GIVEN PROBLEM: Report all lines holding "qiita".

WORKING DATA:
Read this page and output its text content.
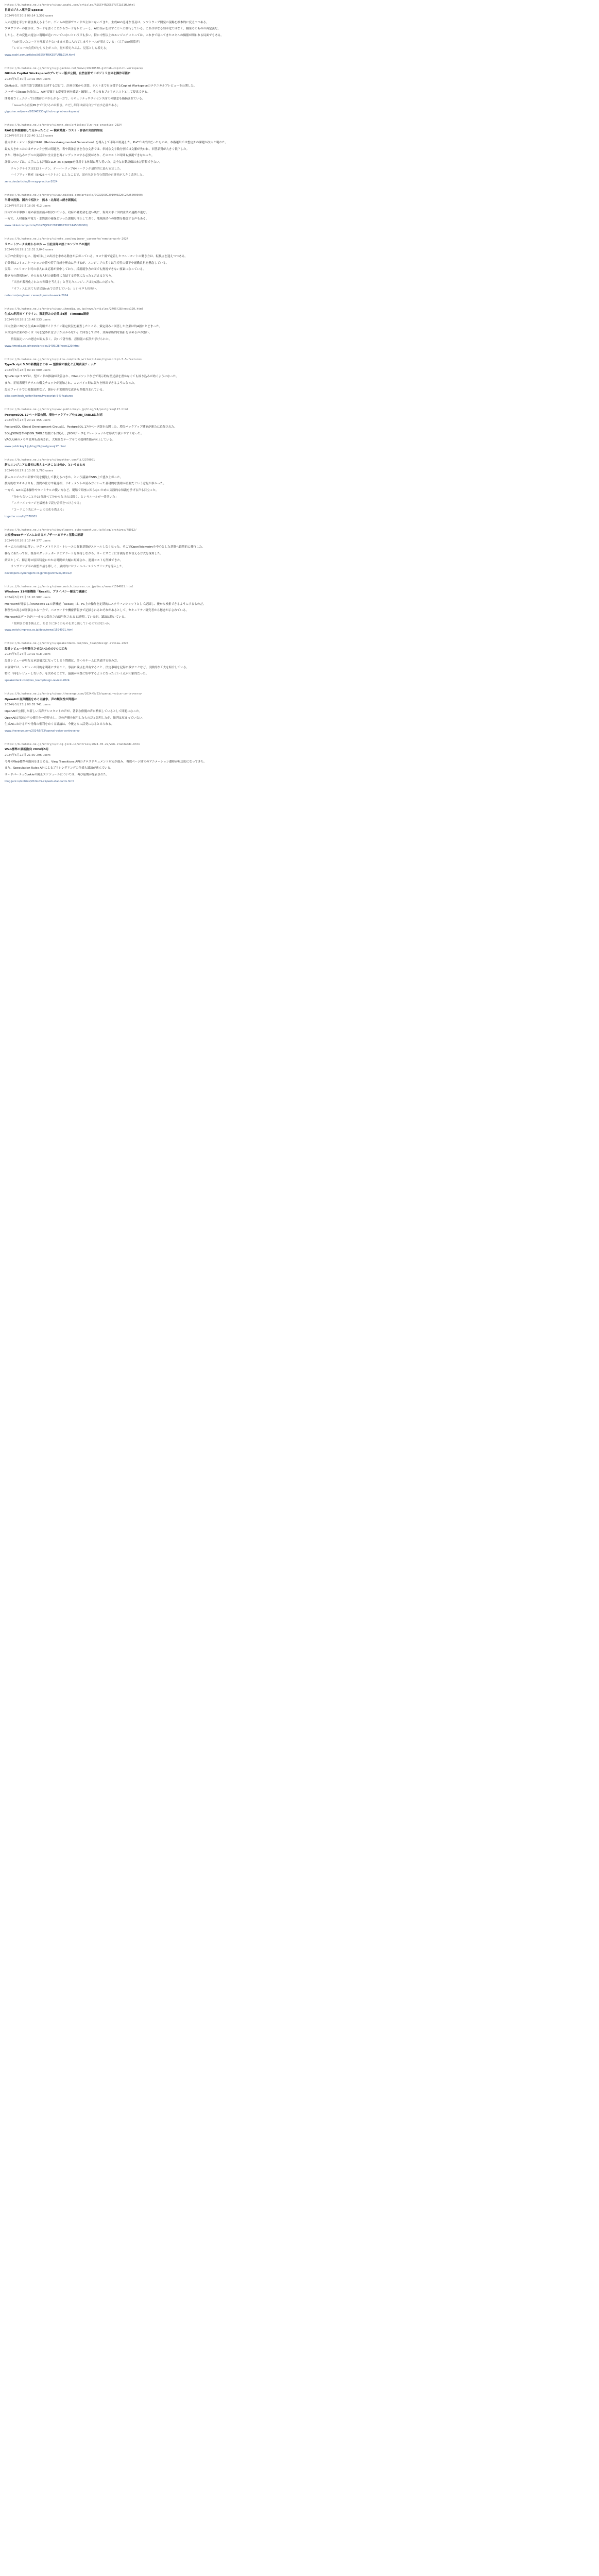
https://b.hatena.ne.jp/entry/s/www.asahi.com/articles/ASS5Y4RJKS5YUTIL01H.html
日経ビジネス電子版 Special
2024年5月30日 09:14 1,302 users
人の記憶を半分に置き換えるように、ゲームの世界でコードが主体となってきた。生成AIの急速な普及は、ソフトウェア開発の現場を根本的に変えつつある。
プログラマーの仕事は、コードを書くことからコードをレビューし、AIに指示を出すことへと移行している。これは単なる効率化ではなく、職業そのものの再定義だ。
しかし、その変化の速さに現場が追いついていないという声も多い。特に中堅以上のエンジニアにとっては、これまで培ってきたスキルの価値が問われる局面でもある。
「AIが書いたコードを理解できないまま本番に入れてしまうケースが増えている」（大手SIer関係者）
「レビューの負荷がむしろ上がった。量が増えたぶん、見落としも増える」
www.asahi.com/articles/ASS5Y4RJKS5YUTIL01H.html
https://b.hatena.ne.jp/entry/s/gigazine.net/news/20240530-github-copilot-workspace/
GitHub Copilot Workspaceのプレビュー版が公開、自然言語でリポジトリ全体を操作可能に
2024年5月30日 10:02 864 users
GitHubは、自然言語で課題を記述するだけで、計画立案から実装、テストまでを支援するCopilot Workspaceのテクニカルプレビューを公開した。
ユーザーはIssueを起点に、AIが提案する変更計画を確認・編集し、そのままプルリクエストとして提出できる。
開発者コミュニティでは期待の声が上がる一方で、セキュリティやライセンス面での懸念も指摘されている。
「Issueから直接PRまで行けるのは驚き。ただし細部は結局自分で直す必要がある」
gigazine.net/news/20240530-github-copilot-workspace/
https://b.hatena.ne.jp/entry/s/zenn.dev/articles/llm-rag-practice-2024
RAGを本番運用して分かったこと — 検索精度・コスト・評価の実践的知見
2024年5月29日 22:40 1,118 users
社内ドキュメント検索にRAG（Retrieval-Augmented Generation）を導入して半年が経過した。PoCでは好評だったものの、本番運用では想定外の課題が次々と現れた。
最も大きかったのはチャンク分割の問題だ。表や箇条書きを含む文書では、単純な文字数分割では文脈が失われ、回答品質が大きく低下した。
また、埋め込みモデルの更新時に全文書を再インデックスする必要があり、そのコストと時間も無視できなかった。
評価については、人手による評価とLLM-as-a-judgeを併用する体制に落ち着いた。完全な自動評価はまだ信頼できない。
チャンクサイズは512トークン、オーバーラップ64トークンが最終的に最も安定した。
ハイブリッド検索（BM25＋ベクトル）にしたことで、固有名詞を含む質問の正答率が大きく改善した。
zenn.dev/articles/llm-rag-practice-2024
https://b.hatena.ne.jp/entry/s/www.nikkei.com/article/DGXZQOUC2919H0Z20C24A5000000/
半導体投資、国内で相次ぐ　熊本・北海道に続き新拠点
2024年5月29日 18:05 412 users
国内での半導体工場の新設計画が相次いでいる。政府の補助金を追い風に、海外大手と国内企業の連携が進む。
一方で、人材確保や電力・水資源の確保といった課題も浮上しており、地域経済への影響を懸念する声もある。
www.nikkei.com/article/DGXZQOUC2919H0Z20C24A5000000/
https://b.hatena.ne.jp/entry/s/note.com/engineer_career/n/remote-work-2024
リモートワークは終わるのか — 出社回帰の波とエンジニアの選択
2024年5月29日 12:31 2,045 users
大手IT企業を中心に、週3日以上の出社を求める動きが広がっている。コロナ禍で定着したフルリモートの働き方は、転換点を迎えつつある。
企業側はコミュニケーションの質や若手育成を理由に挙げるが、エンジニアの多くは生産性の低下や通勤負担を懸念している。
実際、フルリモート可の求人には応募が集中しており、採用競争力の面でも無視できない要素になっている。
働き方の選択肢が、そのまま人材の流動性に直結する時代になったと言えるだろう。
「出社が義務化されたら転職を考える」と答えたエンジニアは約6割にのぼった。
「オフィスに来ても結局Slackで会話している」という声も根強い。
note.com/engineer_career/n/remote-work-2024
https://b.hatena.ne.jp/entry/s/www.itmedia.co.jp/news/articles/2405/28/news120.html
生成AI利用ガイドライン、策定済みの企業は4割　ITmedia調査
2024年5月28日 15:48 533 users
国内企業における生成AIの利用ガイドライン策定状況を調査したところ、策定済みと回答した企業は約4割にとどまった。
未策定の企業の多くは「何を定めればよいか分からない」と回答しており、業界横断的な指針を求める声が強い。
情報漏えいへの懸念が最も多く、次いで著作権、誤情報の拡散が挙げられた。
www.itmedia.co.jp/news/articles/2405/28/news120.html
https://b.hatena.ne.jp/entry/s/qiita.com/tech_writer/items/typescript-5-5-features
TypeScript 5.5の新機能まとめ — 型推論の強化と正規表現チェック
2024年5月28日 09:10 689 users
TypeScript 5.5では、型ガードの推論が改善され、filterメソッドなどで明示的な型述語を書かなくても絞り込みが効くようになった。
また、正規表現リテラルの構文チェックが追加され、コンパイル時に誤りを検出できるようになった。
設定ファイルでの変数展開など、細かいが実用的な改善も多数含まれている。
qiita.com/tech_writer/items/typescript-5-5-features
https://b.hatena.ne.jp/entry/s/www.publickey1.jp/blog/24/postgresql17.html
PostgreSQL 17ベータ版公開、増分バックアップやJSON_TABLEに対応
2024年5月27日 20:22 455 users
PostgreSQL Global Development Groupは、PostgreSQL 17のベータ版を公開した。増分バックアップ機能が新たに追加された。
SQL/JSON標準のJSON_TABLE関数にも対応し、JSONデータをリレーショナルな形式で扱いやすくなった。
VACUUMのメモリ管理も改善され、大規模なテーブルでの処理性能が向上している。
www.publickey1.jp/blog/24/postgresql17.html
https://b.hatena.ne.jp/entry/s/togetter.com/li/2370001
新人エンジニアに最初に教えるべきことは何か、というまとめ
2024年5月27日 13:05 1,760 users
新人エンジニアの研修で何を優先して教えるべきか、という議論がSNS上で盛り上がった。
技術的なスキルよりも、質問の仕方や報連相、ドキュメントの読み方といった基礎的な姿勢が重要だという意見が多かった。
一方で、Gitの基本操作やターミナルの使い方など、現場で即座に困らないための実践的な知識を挙げる声も目立った。
「分からないことを15分調べて分からなければ聞く、というルールが一番効いた」
「エラーメッセージを最後まで読む習慣をつけさせる」
「コードより先にチームの文化を教える」
togetter.com/li/2370001
https://b.hatena.ne.jp/entry/s/developers.cyberagent.co.jp/blog/archives/48012/
大規模Webサービスにおけるオブザーバビリティ基盤の刷新
2024年5月26日 17:44 377 users
サービスの成長に伴い、ログ・メトリクス・トレースの収集基盤がスケールしなくなった。そこでOpenTelemetryを中心とした基盤へ段階的に移行した。
移行にあたっては、既存のダッシュボードとアラートを維持しながら、サービスごとに計測を切り替える方式を採用した。
結果として、障害時の原因特定にかかる時間が大幅に短縮され、運用コストも削減できた。
サンプリング率の調整が最も難しく、最終的にはテールベースサンプリングを導入した。
developers.cyberagent.co.jp/blog/archives/48012/
https://b.hatena.ne.jp/entry/s/www.watch.impress.co.jp/docs/news/1594021.html
Windows 11の新機能「Recall」、プライバシー懸念で議論に
2024年5月25日 11:20 982 users
Microsoftが発表したWindows 11の新機能「Recall」は、PC上の操作を定期的にスクリーンショットとして記録し、後から検索できるようにするものだ。
利便性の高さが評価される一方で、パスワードや機密情報まで記録されるおそれがあるとして、セキュリティ研究者から懸念が示されている。
Microsoftはデータがローカルに保存され暗号化されると説明しているが、議論は続いている。
「便利さと引き換えに、あまりに多くのものを差し出しているのではないか」
www.watch.impress.co.jp/docs/news/1594021.html
https://b.hatena.ne.jp/entry/s/speakerdeck.com/dev_team/design-review-2024
設計レビューを形骸化させないための7つの工夫
2024年5月24日 19:02 618 users
設計レビューが単なる承認儀式になってしまう問題は、多くのチームに共通する悩みだ。
本資料では、レビューの目的を明確にすること、事前に論点を共有すること、決定事項を記録に残すことなど、実践的な工夫を紹介している。
特に「何をレビューしないか」を決めることで、議論が本質に集中するようになったという点が印象的だった。
speakerdeck.com/dev_team/design-review-2024
https://b.hatena.ne.jp/entry/s/www.theverge.com/2024/5/23/openai-voice-controversy
OpenAIの音声機能をめぐる論争、声の類似性が問題に
2024年5月23日 08:55 741 users
OpenAIが公開した新しい音声アシスタントの声が、著名な俳優の声に酷似しているとして問題になった。
OpenAIは当該の声の使用を一時停止し、別の声優を起用したものだと説明したが、批判は収まっていない。
生成AIにおける声や肖像の権利をめぐる議論は、今後さらに活発になるとみられる。
www.theverge.com/2024/5/23/openai-voice-controversy
https://b.hatena.ne.jp/entry/s/blog.jxck.io/entries/2024-05-22/web-standards.html
Web標準の最新動向 2024年5月
2024年5月22日 21:30 296 users
今月のWeb標準の動向をまとめる。View Transitions APIのクロスドキュメント対応が進み、複数ページ間でのアニメーション遷移が現実的になってきた。
また、Speculation Rules APIによるプリレンダリングの仕様も議論が進んでいる。
サードパーティCookieの廃止スケジュールについては、再び延期が発表された。
blog.jxck.io/entries/2024-05-22/web-standards.html
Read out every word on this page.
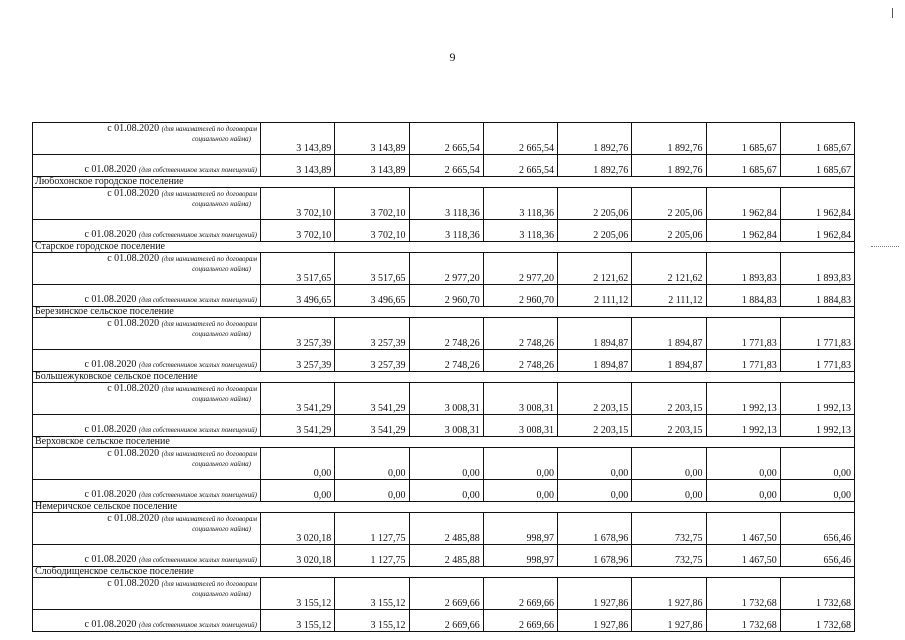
9
с 01.08.2020 (для нанимателей по договорам
социального найма)	3 143,89	3 143,89	2 665,54	2 665,54	1 892,76	1 892,76	1 685,67	1 685,67
с 01.08.2020 (для собственников жилых помещений)	3 143,89	3 143,89	2 665,54	2 665,54	1 892,76	1 892,76	1 685,67	1 685,67
Любохонское городское поселение								
с 01.08.2020 (для нанимателей по договорам
социального найма)	3 702,10	3 702,10	3 118,36	3 118,36	2 205,06	2 205,06	1 962,84	1 962,84
с 01.08.2020 (для собственников жилых помещений)	3 702,10	3 702,10	3 118,36	3 118,36	2 205,06	2 205,06	1 962,84	1 962,84
Старское городское поселение								
с 01.08.2020 (для нанимателей по договорам
социального найма)	3 517,65	3 517,65	2 977,20	2 977,20	2 121,62	2 121,62	1 893,83	1 893,83
с 01.08.2020 (для собственников жилых помещений)	3 496,65	3 496,65	2 960,70	2 960,70	2 111,12	2 111,12	1 884,83	1 884,83
Березинское сельское поселение								
с 01.08.2020 (для нанимателей по договорам
социального найма)	3 257,39	3 257,39	2 748,26	2 748,26	1 894,87	1 894,87	1 771,83	1 771,83
с 01.08.2020 (для собственников жилых помещений)	3 257,39	3 257,39	2 748,26	2 748,26	1 894,87	1 894,87	1 771,83	1 771,83
Большежуковское сельское поселение								
с 01.08.2020 (для нанимателей по договорам
социального найма)	3 541,29	3 541,29	3 008,31	3 008,31	2 203,15	2 203,15	1 992,13	1 992,13
с 01.08.2020 (для собственников жилых помещений)	3 541,29	3 541,29	3 008,31	3 008,31	2 203,15	2 203,15	1 992,13	1 992,13
Верховское сельское поселение								
с 01.08.2020 (для нанимателей по договорам
социального найма)	0,00	0,00	0,00	0,00	0,00	0,00	0,00	0,00
с 01.08.2020 (для собственников жилых помещений)	0,00	0,00	0,00	0,00	0,00	0,00	0,00	0,00
Немеричское сельское поселение								
с 01.08.2020 (для нанимателей по договорам
социального найма)	3 020,18	1 127,75	2 485,88	998,97	1 678,96	732,75	1 467,50	656,46
с 01.08.2020 (для собственников жилых помещений)	3 020,18	1 127,75	2 485,88	998,97	1 678,96	732,75	1 467,50	656,46
Слободищенское сельское поселение								
с 01.08.2020 (для нанимателей по договорам
социального найма)	3 155,12	3 155,12	2 669,66	2 669,66	1 927,86	1 927,86	1 732,68	1 732,68
с 01.08.2020 (для собственников жилых помещений)	3 155,12	3 155,12	2 669,66	2 669,66	1 927,86	1 927,86	1 732,68	1 732,68
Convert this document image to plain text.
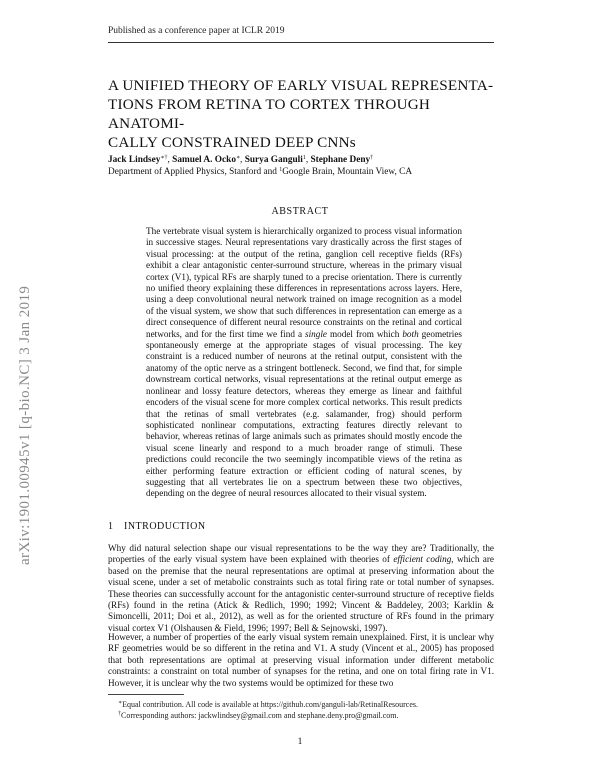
Published as a conference paper at ICLR 2019
A UNIFIED THEORY OF EARLY VISUAL REPRESENTA-
TIONS FROM RETINA TO CORTEX THROUGH ANATOMI-
CALLY CONSTRAINED DEEP CNNs
Jack Lindsey∗†, Samuel A. Ocko∗, Surya Ganguli$^1$, Stephane Deny†
Department of Applied Physics, Stanford and $^1$Google Brain, Mountain View, CA
ABSTRACT
The vertebrate visual system is hierarchically organized to process visual information in successive stages. Neural representations vary drastically across the first stages of visual processing: at the output of the retina, ganglion cell receptive fields (RFs) exhibit a clear antagonistic center-surround structure, whereas in the primary visual cortex (V1), typical RFs are sharply tuned to a precise orientation. There is currently no unified theory explaining these differences in representations across layers. Here, using a deep convolutional neural network trained on image recognition as a model of the visual system, we show that such differences in representation can emerge as a direct consequence of different neural resource constraints on the retinal and cortical networks, and for the first time we find a single model from which both geometries spontaneously emerge at the appropriate stages of visual processing. The key constraint is a reduced number of neurons at the retinal output, consistent with the anatomy of the optic nerve as a stringent bottleneck. Second, we find that, for simple downstream cortical networks, visual representations at the retinal output emerge as nonlinear and lossy feature detectors, whereas they emerge as linear and faithful encoders of the visual scene for more complex cortical networks. This result predicts that the retinas of small vertebrates (e.g. salamander, frog) should perform sophisticated nonlinear computations, extracting features directly relevant to behavior, whereas retinas of large animals such as primates should mostly encode the visual scene linearly and respond to a much broader range of stimuli. These predictions could reconcile the two seemingly incompatible views of the retina as either performing feature extraction or efficient coding of natural scenes, by suggesting that all vertebrates lie on a spectrum between these two objectives, depending on the degree of neural resources allocated to their visual system.
1 INTRODUCTION
Why did natural selection shape our visual representations to be the way they are? Traditionally, the properties of the early visual system have been explained with theories of efficient coding, which are based on the premise that the neural representations are optimal at preserving information about the visual scene, under a set of metabolic constraints such as total firing rate or total number of synapses. These theories can successfully account for the antagonistic center-surround structure of receptive fields (RFs) found in the retina (Atick & Redlich, 1990; 1992; Vincent & Baddeley, 2003; Karklin & Simoncelli, 2011; Doi et al., 2012), as well as for the oriented structure of RFs found in the primary visual cortex V1 (Olshausen & Field, 1996; 1997; Bell & Sejnowski, 1997).
However, a number of properties of the early visual system remain unexplained. First, it is unclear why RF geometries would be so different in the retina and V1. A study (Vincent et al., 2005) has proposed that both representations are optimal at preserving visual information under different metabolic constraints: a constraint on total number of synapses for the retina, and one on total firing rate in V1. However, it is unclear why the two systems would be optimized for these two
∗Equal contribution. All code is available at https://github.com/ganguli-lab/RetinalResources.
†Corresponding authors: jackwlindsey@gmail.com and stephane.deny.pro@gmail.com.
1
arXiv:1901.00945v1 [q-bio.NC] 3 Jan 2019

SOLUTION TO THIS PROBLEM:
https://b.hatena.ne.jp/entry/s/qiita.com/tech_writer/items/typescript-5-5-features
qiita.com/tech_writer/items/typescript-5-5-features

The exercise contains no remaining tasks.